Dokument —
········

Wenn Du an die Medien in der Schweiz denkst – war früher alles besser oder schlechter?

Heute fehlt oftmals die Zeit für intensive Recherchen und somit die Tiefe der Storys. Die neuen technischen Möglichkeiten bieten aber auch viele Chancen. Gerade in der Konvergenz öffnen sich neue Wege, eine viel breitere Leser- und Zuschauerschaft auf unterschiedlichen Kanälen zu erreichen.

Und: mittlerweile arbeiten mehr Frauen in der männerdominierten Medienszene, aber noch immer viel zu wenige. Für eine ausgewogene Berichterstattung braucht es aber Redaktionen mit grosser Diversität. Darüber haben Andrea Fopp und ich gerade ein Buch geschrieben: «Frau Macht Medien». Entstanden ist ein Querschnitt der Schweizer Medienlandschaft aus Frauensicht. Bedenklich: Noch immer verdienen Frauen im Schnitt 700 Franken weniger auf Redaktionen als ihre männlichen Kollegen und sind in Teams untervertreten.

Haben geschriebene Worte noch Zukunft?

Auf jeden Fall. Es gibt doch nichts Schöneres.

Was muss man unbedingt gelesen haben?

Jeden Tag mindestens eine Zeitung. Und ich mag Ken Follett.

Kannst Du schlechte Bücher weglegen oder musst Du Bücher zu Ende lesen?

Ein Buch weg zu legen, egal wie schlecht es ist, bricht mir das Herz. Ich habe grossen Respekt vor Büchern.

Wo erfährst Du Dinge, von denen Du nicht gewusst hast, dass sie Dich interessieren?

········

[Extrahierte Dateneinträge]
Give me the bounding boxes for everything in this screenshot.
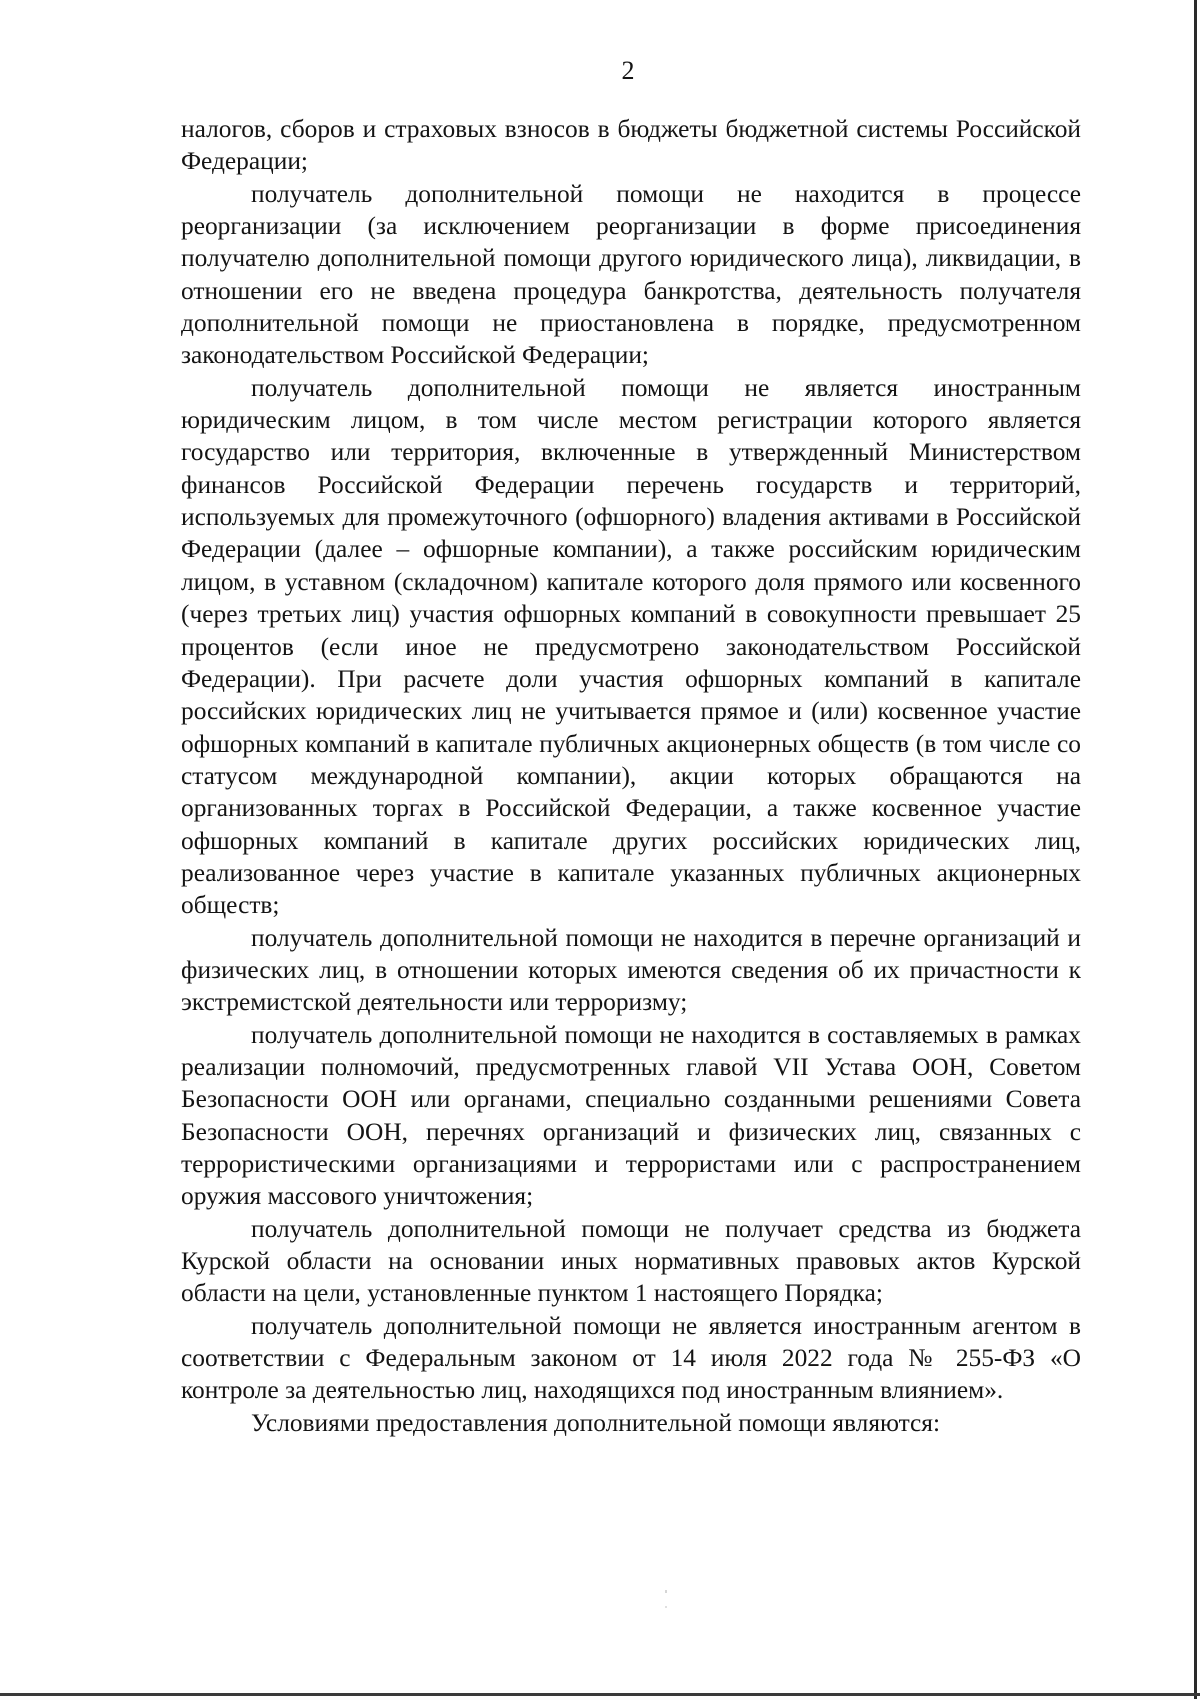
paragraph-not-un-sanctions-list: получатель дополнительной помощи не находится в составляемых в рамках реализации полномочий, предусмотренных главой VII Устава ООН, Советом Безопасности ООН или органами, специально созданными решениями Совета Безопасности ООН, перечнях организаций и физических лиц, связанных с террористическими организациями и террористами или с распространением оружия массового уничтожения;: [181, 1020, 1081, 1211]
scan-specks: [665, 1590, 667, 1630]
paragraph-not-foreign-agent: получатель дополнительной помощи не является иностранным агентом в соответствии с Федеральным законом от 14 июля 2022 года № 255-ФЗ «О контроле за деятельностью лиц, находящихся под иностранным влиянием».: [181, 1311, 1081, 1405]
paragraph-continuation-taxes: налогов, сборов и страховых взносов в бюджеты бюджетной системы Российской Федерации;: [181, 115, 1081, 176]
document-body: [181, 113, 1081, 1439]
scan-edge-bottom: [0, 1693, 1200, 1696]
page-number: 2: [621, 56, 635, 85]
paragraph-no-reorganization: получатель дополнительной помощи не находится в процессе реорганизации (за исключением реорганизации в форме присоединения получателю дополнительной помощи другого юридического лица), ликвидации, в отношении его не введена процедура банкротства, деятельность получателя дополнительной помощи не приостановлена в порядке, предусмотренном законодательством Российской Федерации;: [181, 179, 1081, 370]
paragraph-no-other-budget-funds: получатель дополнительной помощи не получает средства из бюджета Курской области на основании иных нормативных правовых актов Курской области на цели, установленные пунктом 1 настоящего Порядка;: [181, 1214, 1081, 1308]
scan-edge-right: [1194, 0, 1197, 1699]
paragraph-not-extremist-list: получатель дополнительной помощи не находится в перечне организаций и физических лиц, в отношении которых имеются сведения об их причастности к экстремистской деятельности или терроризму;: [181, 923, 1081, 1017]
paragraph-not-foreign-entity: получатель дополнительной помощи не является иностранным юридическим лицом, в том числе местом регистрации которого является государство или территория, включенные в утвержденный Министерством финансов Российской Федерации перечень государств и территорий, используемых для промежуточного (офшорного) владения активами в Российской Федерации (далее – офшорные компании), а также российским юридическим лицом, в уставном (складочном) капитале которого доля прямого или косвенного (через третьих лиц) участия офшорных компаний в совокупности превышает 25 процентов (если иное не предусмотрено законодательством Российской Федерации). При расчете доли участия офшорных компаний в капитале российских юридических лиц не учитывается прямое и (или) косвенное участие офшорных компаний в капитале публичных акционерных обществ (в том числе со статусом международной компании), акции которых обращаются на организованных торгах в Российской Федерации, а также косвенное участие офшорных компаний в капитале других российских юридических лиц, реализованное через участие в капитале указанных публичных акционерных обществ;: [181, 373, 1081, 920]
paragraph-conditions-heading: Условиями предоставления дополнительной помощи являются:: [251, 1408, 941, 1437]
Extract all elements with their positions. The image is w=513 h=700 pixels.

········

Aufgabenbeschreibung — Welchen Titel trägt laut dem Interview über die Schweizer Medien das Buch, das zusammen mit Andrea Fopp geschrieben wurde? Die Daten sind eigenständiges Material und gehören nicht zum Interview.

Lösung — «Frau Macht Medien»